Start of Extracted data

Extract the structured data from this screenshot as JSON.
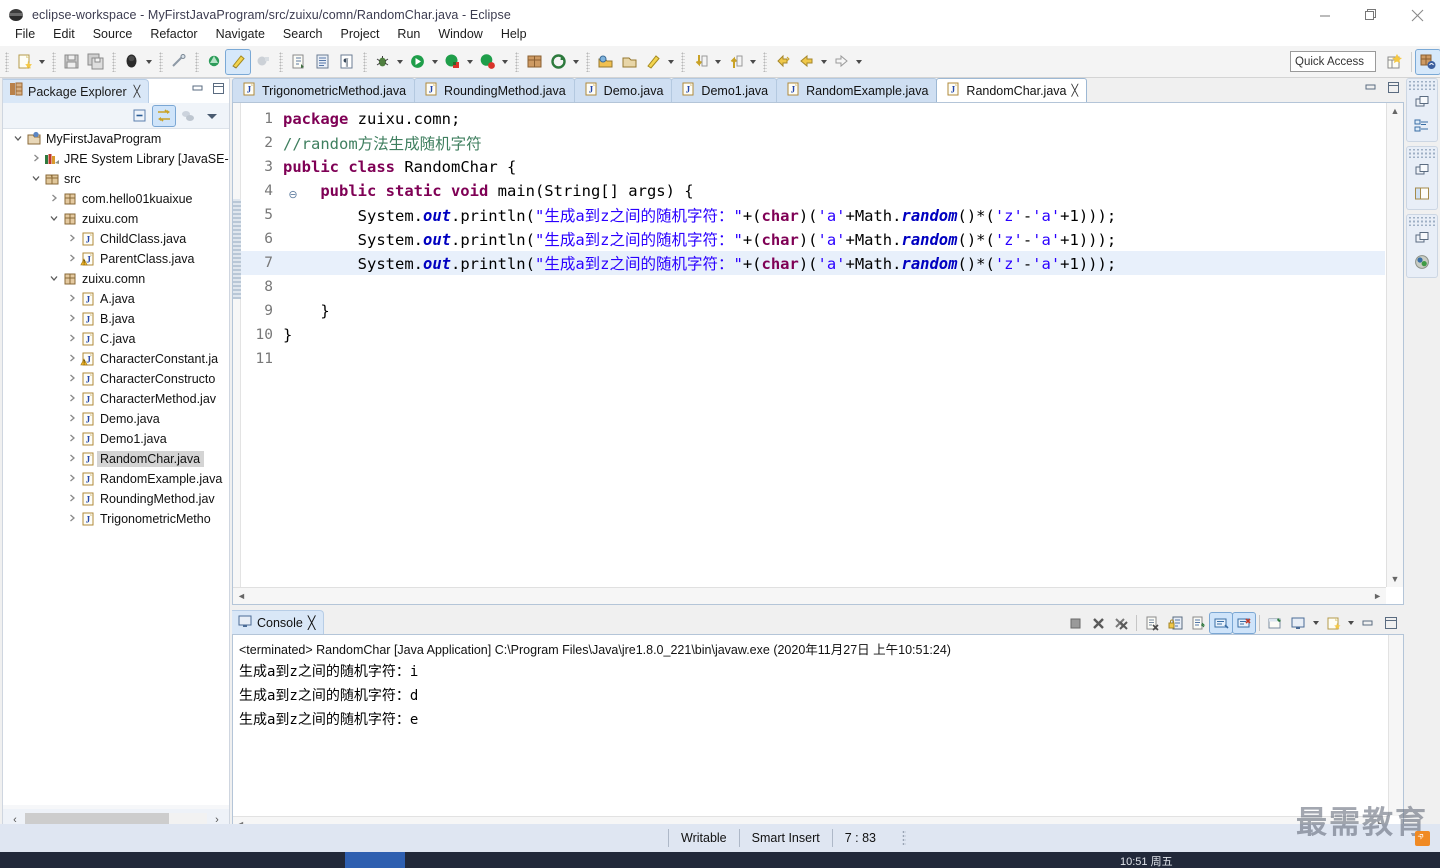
{
  "window": {
    "title": "eclipse-workspace - MyFirstJavaProgram/src/zuixu/comn/RandomChar.java - Eclipse",
    "minimize": "—",
    "maximize": "❐",
    "close": "✕"
  },
  "menubar": {
    "items": [
      "File",
      "Edit",
      "Source",
      "Refactor",
      "Navigate",
      "Search",
      "Project",
      "Run",
      "Window",
      "Help"
    ]
  },
  "toolbar": {
    "quick_access_placeholder": "Quick Access",
    "icons": [
      "new-wizard-icon",
      "save-icon",
      "save-all-icon",
      "print-icon",
      "toggle-mark-occurrences-icon",
      "new-java-package-icon",
      "new-java-class-icon",
      "open-type-icon",
      "new-annotation-icon",
      "open-task-icon",
      "show-whitespace-icon",
      "debug-icon",
      "run-icon",
      "run-coverage-icon",
      "external-tools-icon",
      "new-java-project-icon",
      "search-icon",
      "open-resource-icon",
      "skip-breakpoints-icon",
      "next-annotation-icon",
      "previous-annotation-icon",
      "last-edit-location-icon",
      "back-icon",
      "forward-icon"
    ]
  },
  "explorer": {
    "tab_label": "Package Explorer",
    "tab_close": "╳",
    "tools": [
      "collapse-all-icon",
      "link-with-editor-icon",
      "focus-on-active-task-icon",
      "view-menu-icon"
    ],
    "tree": [
      {
        "label": "MyFirstJavaProgram",
        "indent": 0,
        "arrow": "v",
        "icon": "java-project-icon",
        "selected": false
      },
      {
        "label": "JRE System Library [JavaSE-",
        "indent": 1,
        "arrow": ">",
        "icon": "library-icon",
        "selected": false
      },
      {
        "label": "src",
        "indent": 1,
        "arrow": "v",
        "icon": "source-folder-icon",
        "selected": false
      },
      {
        "label": "com.hello01kuaixue",
        "indent": 2,
        "arrow": ">",
        "icon": "package-icon",
        "selected": false
      },
      {
        "label": "zuixu.com",
        "indent": 2,
        "arrow": "v",
        "icon": "package-icon",
        "selected": false
      },
      {
        "label": "ChildClass.java",
        "indent": 3,
        "arrow": ">",
        "icon": "java-file-icon",
        "selected": false
      },
      {
        "label": "ParentClass.java",
        "indent": 3,
        "arrow": ">",
        "icon": "java-file-warning-icon",
        "selected": false
      },
      {
        "label": "zuixu.comn",
        "indent": 2,
        "arrow": "v",
        "icon": "package-icon",
        "selected": false
      },
      {
        "label": "A.java",
        "indent": 3,
        "arrow": ">",
        "icon": "java-file-icon",
        "selected": false
      },
      {
        "label": "B.java",
        "indent": 3,
        "arrow": ">",
        "icon": "java-file-icon",
        "selected": false
      },
      {
        "label": "C.java",
        "indent": 3,
        "arrow": ">",
        "icon": "java-file-icon",
        "selected": false
      },
      {
        "label": "CharacterConstant.ja",
        "indent": 3,
        "arrow": ">",
        "icon": "java-file-warning-icon",
        "selected": false
      },
      {
        "label": "CharacterConstructo",
        "indent": 3,
        "arrow": ">",
        "icon": "java-file-icon",
        "selected": false
      },
      {
        "label": "CharacterMethod.jav",
        "indent": 3,
        "arrow": ">",
        "icon": "java-file-icon",
        "selected": false
      },
      {
        "label": "Demo.java",
        "indent": 3,
        "arrow": ">",
        "icon": "java-file-icon",
        "selected": false
      },
      {
        "label": "Demo1.java",
        "indent": 3,
        "arrow": ">",
        "icon": "java-file-icon",
        "selected": false
      },
      {
        "label": "RandomChar.java",
        "indent": 3,
        "arrow": ">",
        "icon": "java-file-icon",
        "selected": true
      },
      {
        "label": "RandomExample.java",
        "indent": 3,
        "arrow": ">",
        "icon": "java-file-icon",
        "selected": false
      },
      {
        "label": "RoundingMethod.jav",
        "indent": 3,
        "arrow": ">",
        "icon": "java-file-icon",
        "selected": false
      },
      {
        "label": "TrigonometricMetho",
        "indent": 3,
        "arrow": ">",
        "icon": "java-file-icon",
        "selected": false
      }
    ],
    "hscroll": {
      "left_arrow": "‹",
      "right_arrow": "›"
    }
  },
  "editor": {
    "tabs": [
      {
        "label": "TrigonometricMethod.java",
        "active": false,
        "close": ""
      },
      {
        "label": "RoundingMethod.java",
        "active": false,
        "close": ""
      },
      {
        "label": "Demo.java",
        "active": false,
        "close": ""
      },
      {
        "label": "Demo1.java",
        "active": false,
        "close": ""
      },
      {
        "label": "RandomExample.java",
        "active": false,
        "close": ""
      },
      {
        "label": "RandomChar.java",
        "active": true,
        "close": "╳"
      }
    ],
    "lines": [
      {
        "n": "1",
        "fold": "",
        "highlight": false,
        "segments": [
          {
            "t": "package ",
            "c": "kw"
          },
          {
            "t": "zuixu.comn;",
            "c": "plain"
          }
        ]
      },
      {
        "n": "2",
        "fold": "",
        "highlight": false,
        "segments": [
          {
            "t": "//random方法生成随机字符",
            "c": "cmt"
          }
        ]
      },
      {
        "n": "3",
        "fold": "",
        "highlight": false,
        "segments": [
          {
            "t": "public class ",
            "c": "kw"
          },
          {
            "t": "RandomChar {",
            "c": "plain"
          }
        ]
      },
      {
        "n": "4",
        "fold": "⊖",
        "highlight": false,
        "segments": [
          {
            "t": "    ",
            "c": "plain"
          },
          {
            "t": "public static void ",
            "c": "kw"
          },
          {
            "t": "main(String[] args) {",
            "c": "plain"
          }
        ]
      },
      {
        "n": "5",
        "fold": "",
        "highlight": false,
        "segments": [
          {
            "t": "        System.",
            "c": "plain"
          },
          {
            "t": "out",
            "c": "fld"
          },
          {
            "t": ".println(",
            "c": "plain"
          },
          {
            "t": "\"生成a到z之间的随机字符：\"",
            "c": "str"
          },
          {
            "t": "+(",
            "c": "plain"
          },
          {
            "t": "char",
            "c": "kw"
          },
          {
            "t": ")(",
            "c": "plain"
          },
          {
            "t": "'a'",
            "c": "str"
          },
          {
            "t": "+Math.",
            "c": "plain"
          },
          {
            "t": "random",
            "c": "fld"
          },
          {
            "t": "()*(",
            "c": "plain"
          },
          {
            "t": "'z'",
            "c": "str"
          },
          {
            "t": "-",
            "c": "plain"
          },
          {
            "t": "'a'",
            "c": "str"
          },
          {
            "t": "+1)));",
            "c": "plain"
          }
        ]
      },
      {
        "n": "6",
        "fold": "",
        "highlight": false,
        "segments": [
          {
            "t": "        System.",
            "c": "plain"
          },
          {
            "t": "out",
            "c": "fld"
          },
          {
            "t": ".println(",
            "c": "plain"
          },
          {
            "t": "\"生成a到z之间的随机字符：\"",
            "c": "str"
          },
          {
            "t": "+(",
            "c": "plain"
          },
          {
            "t": "char",
            "c": "kw"
          },
          {
            "t": ")(",
            "c": "plain"
          },
          {
            "t": "'a'",
            "c": "str"
          },
          {
            "t": "+Math.",
            "c": "plain"
          },
          {
            "t": "random",
            "c": "fld"
          },
          {
            "t": "()*(",
            "c": "plain"
          },
          {
            "t": "'z'",
            "c": "str"
          },
          {
            "t": "-",
            "c": "plain"
          },
          {
            "t": "'a'",
            "c": "str"
          },
          {
            "t": "+1)));",
            "c": "plain"
          }
        ]
      },
      {
        "n": "7",
        "fold": "",
        "highlight": true,
        "segments": [
          {
            "t": "        System.",
            "c": "plain"
          },
          {
            "t": "out",
            "c": "fld"
          },
          {
            "t": ".println(",
            "c": "plain"
          },
          {
            "t": "\"生成a到z之间的随机字符：\"",
            "c": "str"
          },
          {
            "t": "+(",
            "c": "plain"
          },
          {
            "t": "char",
            "c": "kw"
          },
          {
            "t": ")(",
            "c": "plain"
          },
          {
            "t": "'a'",
            "c": "str"
          },
          {
            "t": "+Math.",
            "c": "plain"
          },
          {
            "t": "random",
            "c": "fld"
          },
          {
            "t": "()*(",
            "c": "plain"
          },
          {
            "t": "'z'",
            "c": "str"
          },
          {
            "t": "-",
            "c": "plain"
          },
          {
            "t": "'a'",
            "c": "str"
          },
          {
            "t": "+1)));",
            "c": "plain"
          }
        ]
      },
      {
        "n": "8",
        "fold": "",
        "highlight": false,
        "segments": [
          {
            "t": "",
            "c": "plain"
          }
        ]
      },
      {
        "n": "9",
        "fold": "",
        "highlight": false,
        "segments": [
          {
            "t": "    }",
            "c": "plain"
          }
        ]
      },
      {
        "n": "10",
        "fold": "",
        "highlight": false,
        "segments": [
          {
            "t": "}",
            "c": "plain"
          }
        ]
      },
      {
        "n": "11",
        "fold": "",
        "highlight": false,
        "segments": [
          {
            "t": "",
            "c": "plain"
          }
        ]
      }
    ]
  },
  "console": {
    "tab_label": "Console",
    "tab_close": "╳",
    "terminated_line": "<terminated> RandomChar [Java Application] C:\\Program Files\\Java\\jre1.8.0_221\\bin\\javaw.exe (2020年11月27日 上午10:51:24)",
    "output": [
      "生成a到z之间的随机字符：i",
      "生成a到z之间的随机字符：d",
      "生成a到z之间的随机字符：e"
    ],
    "tools": [
      "terminate-icon",
      "remove-launch-icon",
      "remove-all-terminated-icon",
      "clear-console-icon",
      "scroll-lock-icon",
      "word-wrap-icon",
      "show-console-on-output-icon",
      "show-console-on-error-icon",
      "pin-console-icon",
      "display-selected-console-icon",
      "open-console-icon",
      "minimize-icon",
      "maximize-icon"
    ]
  },
  "rail": {
    "groups": [
      [
        "restore-icon",
        "outline-view-icon"
      ],
      [
        "restore-icon",
        "package-explorer-view-icon"
      ],
      [
        "restore-icon",
        "java-perspective-icon"
      ]
    ]
  },
  "statusbar": {
    "writable": "Writable",
    "insert_mode": "Smart Insert",
    "position": "7 : 83"
  },
  "watermark": {
    "text": "最需教育"
  },
  "taskbar": {
    "clock": "10:51 周五"
  }
}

End of Extracted data

> _What this task involves_
In how many lines does the word "open" appear? Respond with the number alone.

> _Task output_
4